[Collected data]
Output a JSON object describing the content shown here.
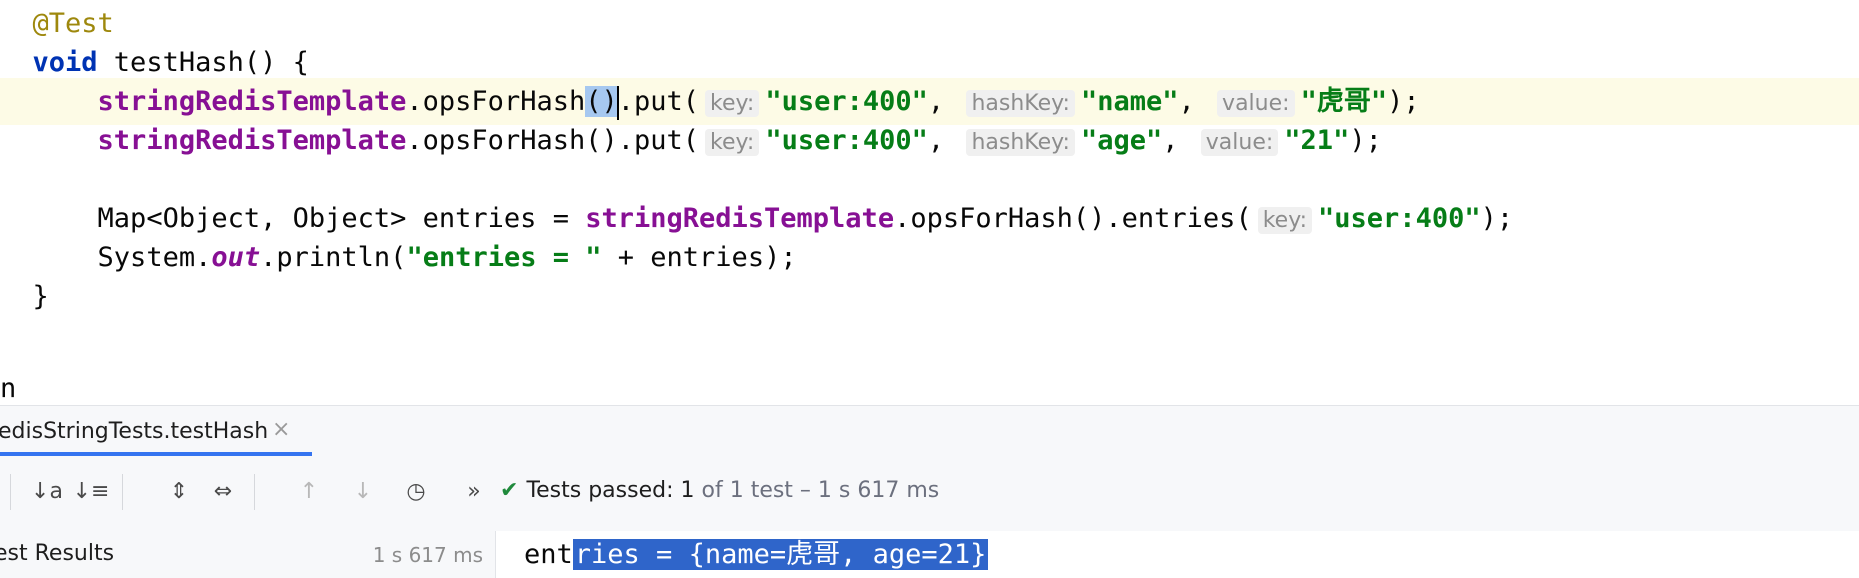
{
  "editor": {
    "annotation": "@Test",
    "method_kw": "void",
    "method_sig": " testHash() {",
    "line3": {
      "indent": "    ",
      "field": "stringRedisTemplate",
      "call": ".opsForHash",
      "sel": "()",
      "rest": ".put(",
      "hint_key": "key:",
      "arg_key": "\"user:400\"",
      "comma1": ",",
      "hint_hashkey": "hashKey:",
      "arg_hashkey": "\"name\"",
      "comma2": ",",
      "hint_value": "value:",
      "arg_value": "\"虎哥\"",
      "end": ");"
    },
    "line4": {
      "indent": "    ",
      "field": "stringRedisTemplate",
      "call": ".opsForHash().put(",
      "hint_key": "key:",
      "arg_key": "\"user:400\"",
      "comma1": ",",
      "hint_hashkey": "hashKey:",
      "arg_hashkey": "\"age\"",
      "comma2": ",",
      "hint_value": "value:",
      "arg_value": "\"21\"",
      "end": ");"
    },
    "line6": {
      "indent": "    ",
      "decl": "Map<Object, Object> entries = ",
      "field": "stringRedisTemplate",
      "call": ".opsForHash().entries(",
      "hint_key": "key:",
      "arg_key": "\"user:400\"",
      "end": ");"
    },
    "line7": {
      "indent": "    ",
      "sys": "System.",
      "out": "out",
      "print": ".println(",
      "str": "\"entries = \"",
      "end": " + entries);"
    },
    "close_brace": "}",
    "trailing": "n"
  },
  "run_panel": {
    "tab_label": "edisStringTests.testHash",
    "tab_close": "×",
    "toolbar": {
      "sort_alpha": "↓a",
      "sort_duration": "↓≡",
      "expand_all": "⇕",
      "collapse_all": "⇔",
      "prev": "↑",
      "next": "↓",
      "history": "◷",
      "more": "»"
    },
    "status_check": "✔",
    "status_text": "Tests passed:",
    "status_count": "1",
    "status_rest": "of 1 test – 1 s 617 ms",
    "results_label": "est Results",
    "results_time": "1 s 617 ms",
    "console_plain": "ent",
    "console_highlighted": "ries = {name=虎哥, age=21}"
  }
}
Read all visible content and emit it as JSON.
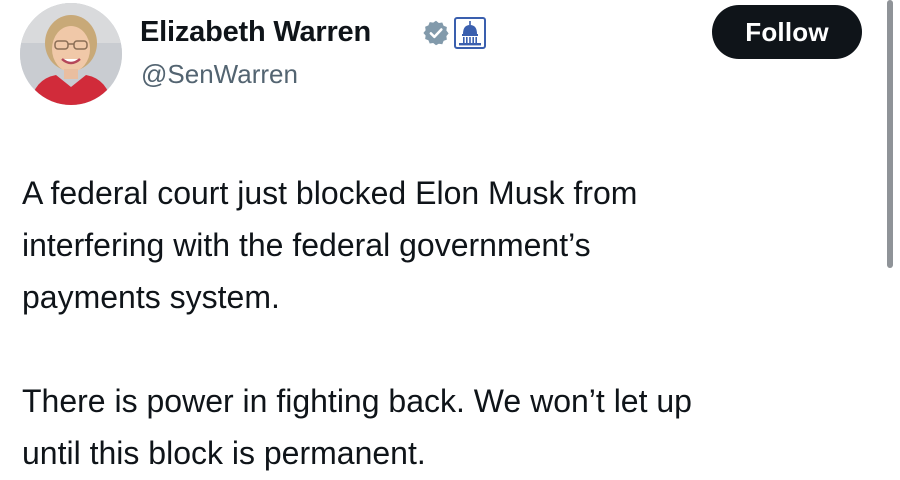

* _Task instructions_
Pull every line containing the word "name" out of the material.

* _The completed task_
      "arg_hashkey": "\"name\"",
    "console_highlighted": "ries = {name=虎哥, age=21}"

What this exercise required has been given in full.